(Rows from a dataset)

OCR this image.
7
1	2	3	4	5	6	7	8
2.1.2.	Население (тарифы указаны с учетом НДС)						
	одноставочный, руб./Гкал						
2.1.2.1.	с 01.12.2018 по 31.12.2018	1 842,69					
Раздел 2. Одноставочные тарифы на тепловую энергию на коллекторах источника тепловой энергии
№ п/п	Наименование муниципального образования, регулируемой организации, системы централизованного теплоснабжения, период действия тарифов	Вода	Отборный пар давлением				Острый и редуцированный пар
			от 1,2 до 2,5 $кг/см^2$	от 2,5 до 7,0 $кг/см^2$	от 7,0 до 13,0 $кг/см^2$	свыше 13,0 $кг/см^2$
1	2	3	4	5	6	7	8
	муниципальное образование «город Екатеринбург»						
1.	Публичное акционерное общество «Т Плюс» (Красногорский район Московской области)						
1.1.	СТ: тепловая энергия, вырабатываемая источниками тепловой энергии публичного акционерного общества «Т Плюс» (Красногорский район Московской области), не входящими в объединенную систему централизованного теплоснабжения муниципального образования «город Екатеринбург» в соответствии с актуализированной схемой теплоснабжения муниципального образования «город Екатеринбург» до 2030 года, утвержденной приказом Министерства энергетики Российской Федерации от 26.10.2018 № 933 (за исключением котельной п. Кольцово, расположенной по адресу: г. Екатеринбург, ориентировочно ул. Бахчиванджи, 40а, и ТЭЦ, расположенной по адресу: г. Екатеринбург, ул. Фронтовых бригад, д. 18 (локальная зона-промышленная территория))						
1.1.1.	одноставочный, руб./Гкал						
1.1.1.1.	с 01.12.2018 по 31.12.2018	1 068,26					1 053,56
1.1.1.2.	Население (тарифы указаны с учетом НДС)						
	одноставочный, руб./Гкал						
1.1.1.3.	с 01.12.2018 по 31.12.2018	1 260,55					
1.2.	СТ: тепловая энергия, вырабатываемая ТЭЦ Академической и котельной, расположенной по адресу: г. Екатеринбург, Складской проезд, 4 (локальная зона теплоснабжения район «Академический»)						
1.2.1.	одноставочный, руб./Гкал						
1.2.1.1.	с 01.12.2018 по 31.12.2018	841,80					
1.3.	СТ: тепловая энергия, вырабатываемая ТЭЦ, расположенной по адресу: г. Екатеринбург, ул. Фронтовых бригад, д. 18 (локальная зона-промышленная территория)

* Aim
Every entry needs to be retyped exactly.

* Correct answer
OCR this image.
7
1	2	3	4	5	6	7	8
2.1.2.	Население (тарифы указаны с учетом НДС)						
	одноставочный, руб./Гкал						
2.1.2.1.	с 01.12.2018 по 31.12.2018	1 842,69					
Раздел 2. Одноставочные тарифы на тепловую энергию на коллекторах источника тепловой энергии
№ п/п	Наименование муниципального образования, регулируемой организации, системы централизованного теплоснабжения, период действия тарифов	Вода	Отборный пар давлением				Острый и редуцированный пар
			от 1,2 до 2,5 $кг/см^2$	от 2,5 до 7,0 $кг/см^2$	от 7,0 до 13,0 $кг/см^2$	свыше 13,0 $кг/см^2$
1	2	3	4	5	6	7	8
	муниципальное образование «город Екатеринбург»						
1.	Публичное акционерное общество «Т Плюс» (Красногорский район Московской области)						
1.1.	СТ: тепловая энергия, вырабатываемая источниками тепловой энергии публичного акционерного общества «Т Плюс» (Красногорский район Московской области), не входящими в объединенную систему централизованного теплоснабжения муниципального образования «город Екатеринбург» в соответствии с актуализированной схемой теплоснабжения муниципального образования «город Екатеринбург» до 2030 года, утвержденной приказом Министерства энергетики Российской Федерации от 26.10.2018 № 933 (за исключением котельной п. Кольцово, расположенной по адресу: г. Екатеринбург, ориентировочно ул. Бахчиванджи, 40а, и ТЭЦ, расположенной по адресу: г. Екатеринбург, ул. Фронтовых бригад, д. 18 (локальная зона-промышленная территория))						
1.1.1.	одноставочный, руб./Гкал						
1.1.1.1.	с 01.12.2018 по 31.12.2018	1 068,26					1 053,56
1.1.1.2.	Население (тарифы указаны с учетом НДС)						
	одноставочный, руб./Гкал						
1.1.1.3.	с 01.12.2018 по 31.12.2018	1 260,55					
1.2.	СТ: тепловая энергия, вырабатываемая ТЭЦ Академической и котельной, расположенной по адресу: г. Екатеринбург, Складской проезд, 4 (локальная зона теплоснабжения район «Академический»)						
1.2.1.	одноставочный, руб./Гкал						
1.2.1.1.	с 01.12.2018 по 31.12.2018	841,80					
1.3.	СТ: тепловая энергия, вырабатываемая ТЭЦ, расположенной по адресу: г. Екатеринбург, ул. Фронтовых бригад, д. 18 (локальная зона-промышленная территория)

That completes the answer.